> [Listed records]:
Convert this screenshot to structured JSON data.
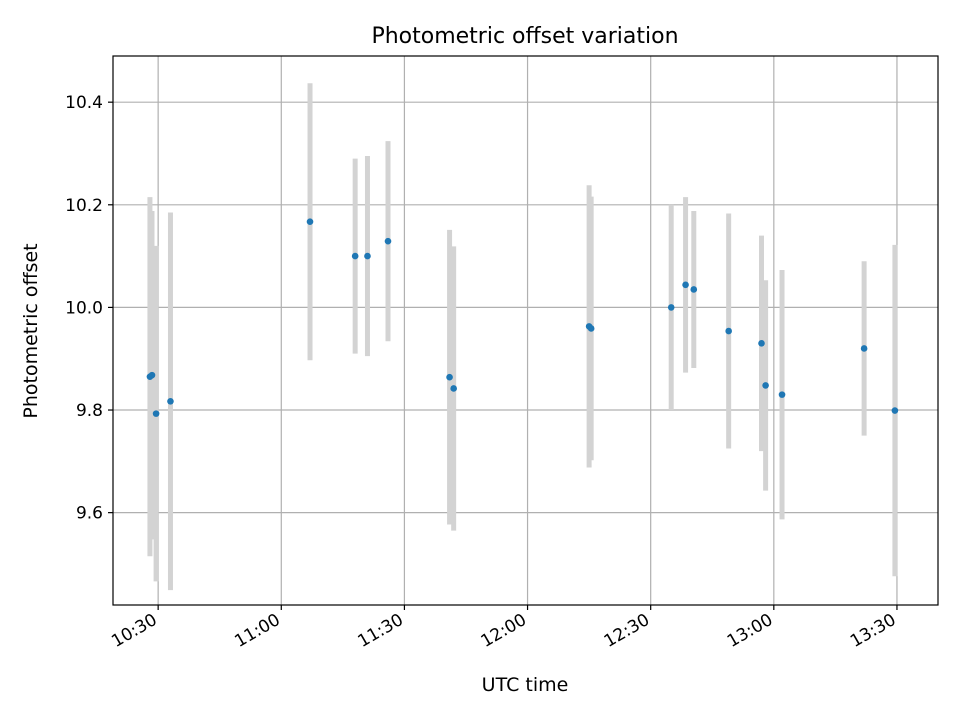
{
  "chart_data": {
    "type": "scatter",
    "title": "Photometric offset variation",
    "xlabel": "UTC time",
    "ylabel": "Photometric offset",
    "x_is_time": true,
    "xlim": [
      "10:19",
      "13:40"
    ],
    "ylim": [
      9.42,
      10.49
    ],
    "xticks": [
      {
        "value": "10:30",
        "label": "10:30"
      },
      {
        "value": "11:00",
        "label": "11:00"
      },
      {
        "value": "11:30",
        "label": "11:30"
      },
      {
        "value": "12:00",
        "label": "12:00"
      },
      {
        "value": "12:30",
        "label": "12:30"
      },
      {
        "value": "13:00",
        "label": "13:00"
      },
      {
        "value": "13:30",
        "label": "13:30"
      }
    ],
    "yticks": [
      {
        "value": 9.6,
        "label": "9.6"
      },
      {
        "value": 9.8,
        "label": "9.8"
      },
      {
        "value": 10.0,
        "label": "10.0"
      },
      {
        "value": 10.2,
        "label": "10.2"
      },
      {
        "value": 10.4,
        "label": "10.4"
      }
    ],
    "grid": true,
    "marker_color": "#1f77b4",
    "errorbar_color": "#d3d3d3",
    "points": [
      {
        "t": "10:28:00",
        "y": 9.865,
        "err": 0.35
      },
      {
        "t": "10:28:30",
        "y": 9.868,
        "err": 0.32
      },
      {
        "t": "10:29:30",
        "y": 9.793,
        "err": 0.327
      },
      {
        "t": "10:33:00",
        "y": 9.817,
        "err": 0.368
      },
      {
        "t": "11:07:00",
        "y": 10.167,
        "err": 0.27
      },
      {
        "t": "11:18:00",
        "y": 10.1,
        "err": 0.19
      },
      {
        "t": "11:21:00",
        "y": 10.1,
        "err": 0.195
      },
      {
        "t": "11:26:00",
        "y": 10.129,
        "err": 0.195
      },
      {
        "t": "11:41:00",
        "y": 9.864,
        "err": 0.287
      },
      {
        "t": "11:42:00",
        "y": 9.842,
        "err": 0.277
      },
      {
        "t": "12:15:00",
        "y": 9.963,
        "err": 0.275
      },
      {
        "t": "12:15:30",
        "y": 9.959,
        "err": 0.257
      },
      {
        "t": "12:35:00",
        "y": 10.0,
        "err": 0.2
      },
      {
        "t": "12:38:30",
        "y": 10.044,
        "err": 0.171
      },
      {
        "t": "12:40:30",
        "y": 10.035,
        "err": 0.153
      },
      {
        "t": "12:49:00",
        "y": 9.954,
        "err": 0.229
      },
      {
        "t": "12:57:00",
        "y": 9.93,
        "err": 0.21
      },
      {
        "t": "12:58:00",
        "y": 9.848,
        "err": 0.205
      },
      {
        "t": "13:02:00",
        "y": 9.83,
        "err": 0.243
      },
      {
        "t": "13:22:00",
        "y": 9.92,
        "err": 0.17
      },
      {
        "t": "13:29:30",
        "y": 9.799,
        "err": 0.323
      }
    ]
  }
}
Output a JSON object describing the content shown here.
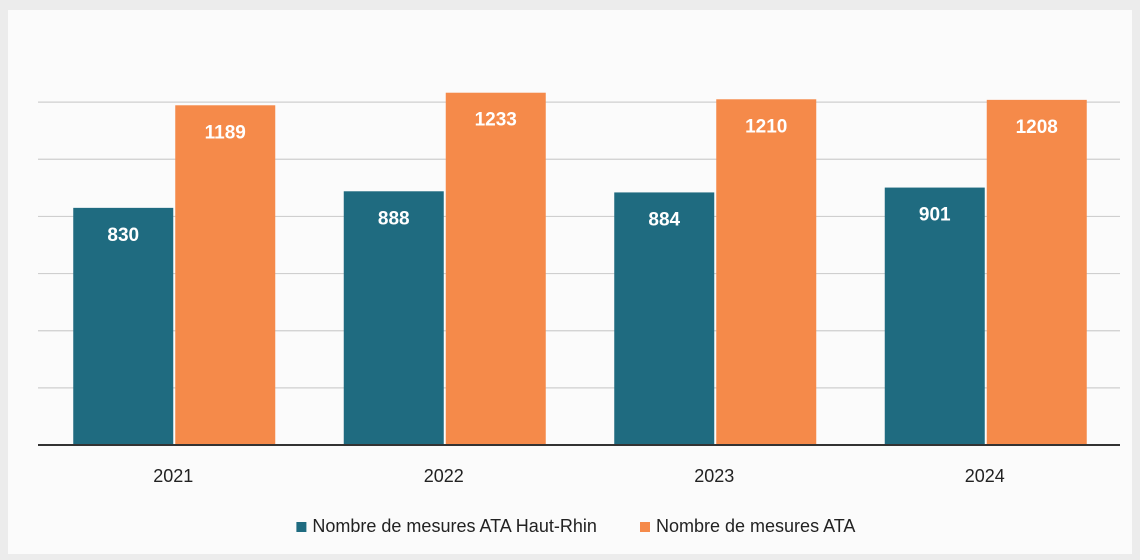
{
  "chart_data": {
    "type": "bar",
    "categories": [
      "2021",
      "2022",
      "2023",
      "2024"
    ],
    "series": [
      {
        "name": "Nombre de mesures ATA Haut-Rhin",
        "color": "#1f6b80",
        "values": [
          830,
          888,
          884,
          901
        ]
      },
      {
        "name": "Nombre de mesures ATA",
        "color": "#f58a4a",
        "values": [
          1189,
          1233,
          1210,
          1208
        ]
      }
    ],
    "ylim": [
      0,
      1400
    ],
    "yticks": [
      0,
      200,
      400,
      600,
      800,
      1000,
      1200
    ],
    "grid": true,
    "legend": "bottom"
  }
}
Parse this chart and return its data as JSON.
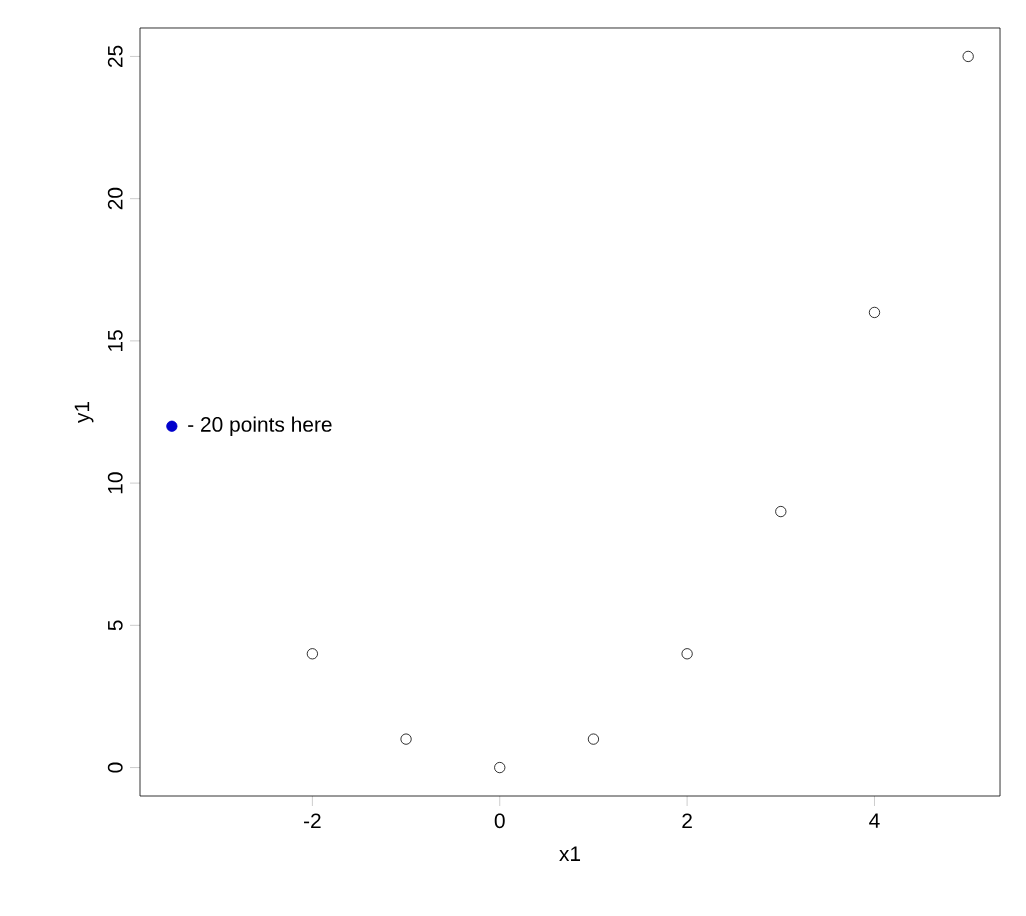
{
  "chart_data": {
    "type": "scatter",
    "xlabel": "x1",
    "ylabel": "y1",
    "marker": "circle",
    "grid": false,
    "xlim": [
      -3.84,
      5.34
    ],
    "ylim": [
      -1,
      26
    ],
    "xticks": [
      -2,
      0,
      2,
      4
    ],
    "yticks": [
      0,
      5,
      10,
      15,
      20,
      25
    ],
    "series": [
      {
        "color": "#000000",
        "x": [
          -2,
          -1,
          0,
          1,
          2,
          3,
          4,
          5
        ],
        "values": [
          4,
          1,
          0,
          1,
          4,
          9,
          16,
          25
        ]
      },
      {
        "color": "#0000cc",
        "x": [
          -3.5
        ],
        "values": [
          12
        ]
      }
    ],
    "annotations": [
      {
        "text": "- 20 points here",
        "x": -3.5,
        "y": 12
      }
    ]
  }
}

> [Exercise directions]:
Reproduce each line exactly as it appears, omitting the pictures.

> [Expected answer]:
Convert this screenshot to structured JSON data.
{
  "chart_data": {
    "type": "scatter",
    "title": "Photometric offset variation",
    "xlabel": "UTC time",
    "ylabel": "Photometric offset",
    "x_is_time": true,
    "xlim": [
      "10:19",
      "13:40"
    ],
    "ylim": [
      9.42,
      10.49
    ],
    "xticks": [
      {
        "value": "10:30",
        "label": "10:30"
      },
      {
        "value": "11:00",
        "label": "11:00"
      },
      {
        "value": "11:30",
        "label": "11:30"
      },
      {
        "value": "12:00",
        "label": "12:00"
      },
      {
        "value": "12:30",
        "label": "12:30"
      },
      {
        "value": "13:00",
        "label": "13:00"
      },
      {
        "value": "13:30",
        "label": "13:30"
      }
    ],
    "yticks": [
      {
        "value": 9.6,
        "label": "9.6"
      },
      {
        "value": 9.8,
        "label": "9.8"
      },
      {
        "value": 10.0,
        "label": "10.0"
      },
      {
        "value": 10.2,
        "label": "10.2"
      },
      {
        "value": 10.4,
        "label": "10.4"
      }
    ],
    "grid": true,
    "marker_color": "#1f77b4",
    "errorbar_color": "#d3d3d3",
    "points": [
      {
        "t": "10:28:00",
        "y": 9.865,
        "err": 0.35
      },
      {
        "t": "10:28:30",
        "y": 9.868,
        "err": 0.32
      },
      {
        "t": "10:29:30",
        "y": 9.793,
        "err": 0.327
      },
      {
        "t": "10:33:00",
        "y": 9.817,
        "err": 0.368
      },
      {
        "t": "11:07:00",
        "y": 10.167,
        "err": 0.27
      },
      {
        "t": "11:18:00",
        "y": 10.1,
        "err": 0.19
      },
      {
        "t": "11:21:00",
        "y": 10.1,
        "err": 0.195
      },
      {
        "t": "11:26:00",
        "y": 10.129,
        "err": 0.195
      },
      {
        "t": "11:41:00",
        "y": 9.864,
        "err": 0.287
      },
      {
        "t": "11:42:00",
        "y": 9.842,
        "err": 0.277
      },
      {
        "t": "12:15:00",
        "y": 9.963,
        "err": 0.275
      },
      {
        "t": "12:15:30",
        "y": 9.959,
        "err": 0.257
      },
      {
        "t": "12:35:00",
        "y": 10.0,
        "err": 0.2
      },
      {
        "t": "12:38:30",
        "y": 10.044,
        "err": 0.171
      },
      {
        "t": "12:40:30",
        "y": 10.035,
        "err": 0.153
      },
      {
        "t": "12:49:00",
        "y": 9.954,
        "err": 0.229
      },
      {
        "t": "12:57:00",
        "y": 9.93,
        "err": 0.21
      },
      {
        "t": "12:58:00",
        "y": 9.848,
        "err": 0.205
      },
      {
        "t": "13:02:00",
        "y": 9.83,
        "err": 0.243
      },
      {
        "t": "13:22:00",
        "y": 9.92,
        "err": 0.17
      },
      {
        "t": "13:29:30",
        "y": 9.799,
        "err": 0.323
      }
    ]
  }
}
Output a JSON object describing the content shown here.
{
  "chart_data": {
    "type": "bar",
    "categories": [
      "2021",
      "2022",
      "2023",
      "2024"
    ],
    "series": [
      {
        "name": "Nombre de mesures ATA Haut-Rhin",
        "color": "#1f6b80",
        "values": [
          830,
          888,
          884,
          901
        ]
      },
      {
        "name": "Nombre de mesures ATA",
        "color": "#f58a4a",
        "values": [
          1189,
          1233,
          1210,
          1208
        ]
      }
    ],
    "ylim": [
      0,
      1400
    ],
    "yticks": [
      0,
      200,
      400,
      600,
      800,
      1000,
      1200
    ],
    "grid": true,
    "legend": "bottom"
  }
}
Parse this chart and return its data as JSON.
{
  "chart_data": {
    "type": "scatter",
    "xlabel": "x1",
    "ylabel": "y1",
    "marker": "circle",
    "grid": false,
    "xlim": [
      -3.84,
      5.34
    ],
    "ylim": [
      -1,
      26
    ],
    "xticks": [
      -2,
      0,
      2,
      4
    ],
    "yticks": [
      0,
      5,
      10,
      15,
      20,
      25
    ],
    "series": [
      {
        "color": "#000000",
        "x": [
          -2,
          -1,
          0,
          1,
          2,
          3,
          4,
          5
        ],
        "values": [
          4,
          1,
          0,
          1,
          4,
          9,
          16,
          25
        ]
      },
      {
        "color": "#0000cc",
        "x": [
          -3.5
        ],
        "values": [
          12
        ]
      }
    ],
    "annotations": [
      {
        "text": "- 20 points here",
        "x": -3.5,
        "y": 12
      }
    ]
  }
}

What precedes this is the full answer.